▶ _PROMPT_:
Search the listing for the string "using" and copy every line that contains it.

:::::

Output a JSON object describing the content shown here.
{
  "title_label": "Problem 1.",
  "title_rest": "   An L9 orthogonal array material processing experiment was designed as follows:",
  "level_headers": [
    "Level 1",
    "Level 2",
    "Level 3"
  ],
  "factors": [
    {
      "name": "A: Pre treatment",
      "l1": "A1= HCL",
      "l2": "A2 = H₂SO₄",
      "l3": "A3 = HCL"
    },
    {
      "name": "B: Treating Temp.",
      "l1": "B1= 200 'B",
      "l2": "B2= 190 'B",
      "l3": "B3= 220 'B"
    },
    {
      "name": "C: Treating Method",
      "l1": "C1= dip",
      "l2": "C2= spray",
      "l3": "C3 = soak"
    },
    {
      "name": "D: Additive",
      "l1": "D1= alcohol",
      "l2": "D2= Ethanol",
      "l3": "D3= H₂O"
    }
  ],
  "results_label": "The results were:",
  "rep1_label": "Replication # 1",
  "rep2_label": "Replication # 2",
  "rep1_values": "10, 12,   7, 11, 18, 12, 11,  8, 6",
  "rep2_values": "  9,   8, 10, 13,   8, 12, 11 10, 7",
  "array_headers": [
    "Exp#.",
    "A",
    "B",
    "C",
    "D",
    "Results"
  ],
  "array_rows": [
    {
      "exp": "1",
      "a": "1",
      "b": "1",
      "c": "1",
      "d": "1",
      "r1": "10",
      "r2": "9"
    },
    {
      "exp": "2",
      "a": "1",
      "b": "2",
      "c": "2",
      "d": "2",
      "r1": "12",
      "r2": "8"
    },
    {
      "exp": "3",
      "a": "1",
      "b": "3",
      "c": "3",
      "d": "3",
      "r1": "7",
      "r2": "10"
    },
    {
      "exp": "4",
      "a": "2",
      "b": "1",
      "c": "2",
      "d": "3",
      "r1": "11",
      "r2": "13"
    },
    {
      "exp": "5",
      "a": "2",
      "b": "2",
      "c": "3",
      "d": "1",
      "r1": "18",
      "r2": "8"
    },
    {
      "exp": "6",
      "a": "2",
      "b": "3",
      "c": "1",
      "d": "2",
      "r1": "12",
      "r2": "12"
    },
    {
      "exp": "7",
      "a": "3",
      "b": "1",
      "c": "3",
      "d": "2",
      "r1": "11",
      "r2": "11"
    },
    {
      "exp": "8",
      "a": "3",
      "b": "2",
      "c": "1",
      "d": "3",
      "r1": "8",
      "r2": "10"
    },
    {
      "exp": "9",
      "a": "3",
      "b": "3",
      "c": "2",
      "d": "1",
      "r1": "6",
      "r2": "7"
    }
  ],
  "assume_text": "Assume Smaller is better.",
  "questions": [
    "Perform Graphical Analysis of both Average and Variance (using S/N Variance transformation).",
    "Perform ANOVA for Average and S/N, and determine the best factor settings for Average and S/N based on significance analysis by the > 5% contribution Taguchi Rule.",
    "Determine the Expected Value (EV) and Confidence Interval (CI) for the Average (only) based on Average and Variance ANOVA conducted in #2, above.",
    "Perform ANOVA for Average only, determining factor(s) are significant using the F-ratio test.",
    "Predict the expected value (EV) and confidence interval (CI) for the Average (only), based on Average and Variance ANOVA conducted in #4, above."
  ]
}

:::::

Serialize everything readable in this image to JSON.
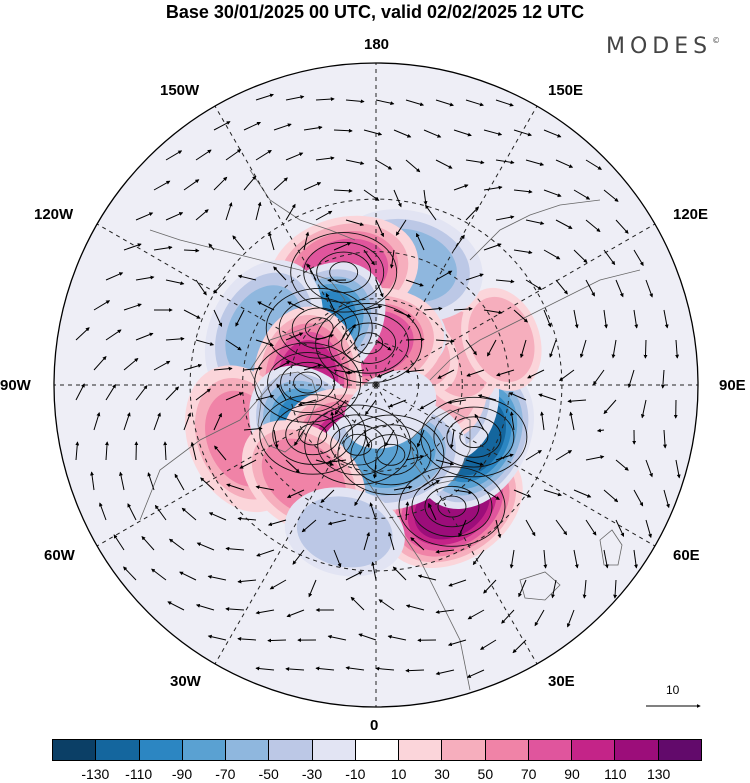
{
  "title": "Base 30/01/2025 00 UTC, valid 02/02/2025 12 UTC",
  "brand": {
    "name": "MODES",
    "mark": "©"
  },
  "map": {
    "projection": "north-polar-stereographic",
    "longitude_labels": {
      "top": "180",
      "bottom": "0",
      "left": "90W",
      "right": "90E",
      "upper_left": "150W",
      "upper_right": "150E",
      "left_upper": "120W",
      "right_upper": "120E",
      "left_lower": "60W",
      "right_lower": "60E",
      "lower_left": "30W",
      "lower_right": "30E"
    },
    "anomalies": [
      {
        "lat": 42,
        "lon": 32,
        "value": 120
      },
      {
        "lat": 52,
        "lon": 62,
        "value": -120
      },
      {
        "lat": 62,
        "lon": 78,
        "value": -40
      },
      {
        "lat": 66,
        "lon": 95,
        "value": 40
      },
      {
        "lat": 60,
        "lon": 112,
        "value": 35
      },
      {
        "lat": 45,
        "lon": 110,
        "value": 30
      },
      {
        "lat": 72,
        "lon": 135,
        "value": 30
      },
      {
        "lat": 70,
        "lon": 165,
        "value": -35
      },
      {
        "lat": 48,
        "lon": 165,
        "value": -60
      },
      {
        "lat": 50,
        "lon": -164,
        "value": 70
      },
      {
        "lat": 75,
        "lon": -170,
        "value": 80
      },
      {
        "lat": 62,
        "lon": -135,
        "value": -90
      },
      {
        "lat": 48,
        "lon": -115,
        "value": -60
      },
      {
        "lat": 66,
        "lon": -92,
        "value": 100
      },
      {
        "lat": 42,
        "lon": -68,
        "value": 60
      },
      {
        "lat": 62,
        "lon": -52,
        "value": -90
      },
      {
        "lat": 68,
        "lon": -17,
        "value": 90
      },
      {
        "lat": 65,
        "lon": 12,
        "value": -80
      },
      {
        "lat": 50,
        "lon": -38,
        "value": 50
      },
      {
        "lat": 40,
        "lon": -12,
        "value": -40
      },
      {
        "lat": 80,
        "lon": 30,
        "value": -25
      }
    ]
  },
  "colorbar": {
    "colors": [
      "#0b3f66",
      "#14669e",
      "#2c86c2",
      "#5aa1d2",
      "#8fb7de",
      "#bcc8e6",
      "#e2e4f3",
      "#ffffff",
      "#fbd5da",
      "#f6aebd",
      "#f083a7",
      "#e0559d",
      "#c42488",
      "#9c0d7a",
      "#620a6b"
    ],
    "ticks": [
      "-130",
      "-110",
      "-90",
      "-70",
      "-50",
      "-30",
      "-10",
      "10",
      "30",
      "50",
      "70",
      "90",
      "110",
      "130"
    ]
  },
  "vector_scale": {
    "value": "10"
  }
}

:::::

▶ _PROBLEM SOLUTION_:
    "Perform Graphical Analysis of both Average and Variance (using S/N Variance transformation).",
    "Perform ANOVA for Average only, determining factor(s) are significant using the F-ratio test.",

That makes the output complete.